| Extract to read |
= = =
Pricing information and specific locations where the service will operate in Charlotte will be announced later, AT&T said in a press release. It wasn’t immediately clear when the service will crank up.
Charlotte Mayor Dan Clodfelter said the city is pleased to welcome the service.
“AT&T’s networks helped us become a hub for international business and banking,” he said in a statement. “This new network will move us to the next level in building a vibrant, world-class and globally-connected city.”
Google in February announced that Charlotte was one of nine metro areas where it would consider expanding its fledgling Google Fiber network. AT&T in April announced a major push to expand its GigaPower network to 25 new markets nationally, including Charlotte.
The service is currently offered only in Austin, Texas, starting at $70 per month for Internet only, $150 per month for the Internet, TV and phone package.
With Wednesday’s announcement, AT&T has now confirmed plans to add GigaPower in Charlotte, Raleigh-Durham, Winston-Salem, Nashville, and the Texas cities of San Antonio, Dallas and Fort Worth.
Google is also considering Raleigh-Durham, Nashville and San Antonio as possible expansion cities for its Fiber service.
An AT&T spokesman said in April that Google’s consideration of Charlotte didn’t impact AT&T’s decision to consider expanding in the city.
But analysts say the two corporations are locked in a high-tech battle for supremacy over the budding fiber-optic broadband market.
When Google announced it would bring its Fiber network to Austin sometime in 2014, AT&T immediately announced it would bring gigabit service to Austin, too – and beat Google to the punch by launching it last December.
AT&T at one point tried to block Google from using its utility poles in Austin. An AT&T spokesman said he wasn’t aware of any requests from Google or the city to let Google use AT&T’s poles in Charlotte.
In May, city leaders set forth a plan for bringing a Google Fiber network to Charlotte. They propose to use 28 small huts encircling the city, and thousands of miles of cable running above and beneath the streets.
= = =
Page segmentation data
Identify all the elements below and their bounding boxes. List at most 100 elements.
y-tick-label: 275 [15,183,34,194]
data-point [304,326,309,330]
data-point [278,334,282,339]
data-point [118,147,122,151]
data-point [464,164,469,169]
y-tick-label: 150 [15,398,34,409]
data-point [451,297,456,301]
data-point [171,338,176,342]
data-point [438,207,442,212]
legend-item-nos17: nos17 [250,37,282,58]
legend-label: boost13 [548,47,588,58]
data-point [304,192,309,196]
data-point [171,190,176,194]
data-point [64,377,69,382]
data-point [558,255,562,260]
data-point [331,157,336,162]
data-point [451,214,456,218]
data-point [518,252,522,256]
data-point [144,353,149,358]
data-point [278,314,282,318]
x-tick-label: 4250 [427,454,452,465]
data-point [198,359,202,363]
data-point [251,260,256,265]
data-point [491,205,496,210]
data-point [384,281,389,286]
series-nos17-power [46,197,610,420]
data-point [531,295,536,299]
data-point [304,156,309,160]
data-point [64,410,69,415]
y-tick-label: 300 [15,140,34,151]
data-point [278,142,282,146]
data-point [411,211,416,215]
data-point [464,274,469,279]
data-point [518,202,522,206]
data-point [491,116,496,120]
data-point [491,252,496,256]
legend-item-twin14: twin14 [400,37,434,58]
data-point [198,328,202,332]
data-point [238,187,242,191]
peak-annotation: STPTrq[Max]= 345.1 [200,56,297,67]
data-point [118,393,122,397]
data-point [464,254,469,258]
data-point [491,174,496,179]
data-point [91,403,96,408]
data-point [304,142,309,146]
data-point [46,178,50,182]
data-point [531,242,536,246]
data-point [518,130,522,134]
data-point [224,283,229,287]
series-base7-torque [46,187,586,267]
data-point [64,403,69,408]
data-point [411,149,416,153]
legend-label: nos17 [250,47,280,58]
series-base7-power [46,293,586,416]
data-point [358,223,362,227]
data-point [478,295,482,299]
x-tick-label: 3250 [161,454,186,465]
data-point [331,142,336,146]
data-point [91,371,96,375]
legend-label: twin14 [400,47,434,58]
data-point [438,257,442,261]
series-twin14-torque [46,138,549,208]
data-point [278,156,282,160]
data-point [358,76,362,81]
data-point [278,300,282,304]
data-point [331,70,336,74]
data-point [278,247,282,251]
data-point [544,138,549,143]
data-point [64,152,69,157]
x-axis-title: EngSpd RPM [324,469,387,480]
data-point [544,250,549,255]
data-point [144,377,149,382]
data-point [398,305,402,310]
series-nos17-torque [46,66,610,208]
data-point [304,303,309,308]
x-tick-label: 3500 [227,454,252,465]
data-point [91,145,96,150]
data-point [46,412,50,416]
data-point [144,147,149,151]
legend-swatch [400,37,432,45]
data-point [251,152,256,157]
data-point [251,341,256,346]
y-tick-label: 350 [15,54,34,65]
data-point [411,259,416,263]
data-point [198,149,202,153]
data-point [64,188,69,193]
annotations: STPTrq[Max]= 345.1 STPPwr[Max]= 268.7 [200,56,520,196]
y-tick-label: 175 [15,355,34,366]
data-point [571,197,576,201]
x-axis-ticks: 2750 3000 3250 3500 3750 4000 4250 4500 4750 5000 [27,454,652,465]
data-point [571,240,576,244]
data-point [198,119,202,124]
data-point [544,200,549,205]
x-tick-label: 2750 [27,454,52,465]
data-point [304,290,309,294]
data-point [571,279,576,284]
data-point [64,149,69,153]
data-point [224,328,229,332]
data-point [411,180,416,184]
= = =
| Work to complete |
1. In the article about AT&T's gigabit service in Charlotte, what reason does Mayor Dan Clodfelter give for welcoming the service? Answer in one to three sentences.
2. Please take the article about AT&T's gigabit service in Charlotte further, starting after its last sentence.

| Responses by task |
1. He says AT&T's networks helped Charlotte become a hub for international business and banking. He adds that the new network will move the city to the next level in building a vibrant, world-class and globally-connected city.

2.
Google officials have said they are studying the city’s infrastructure, trying to determine where to bury cables and where they should be mounted on existing utility poles.
Google Fiber spokesperson Kelly Mason said Wednesday that the company had no comment about AT&T’s plans, but Google remains on track to make an announcement about Charlotte by year’s end.
More generally, she said, Google favors increased competition among providers for gigabit broadband customers.
“That’s good for the user,” she said.
It wasn’t immediately clear whether AT&T is asking for the same or similar accommodations from the city as Google. In a statement Wednesday, Venessa Harrison, president of AT&T North Carolina, praised local political leaders for recognizing the importance of advanced technology.
She also noted that “smart public policy decisions, such as adopting competitively neutral local ordinances,” can help spur investment in the community.
Other companies have also jumped into the gigabit broadband marketplace.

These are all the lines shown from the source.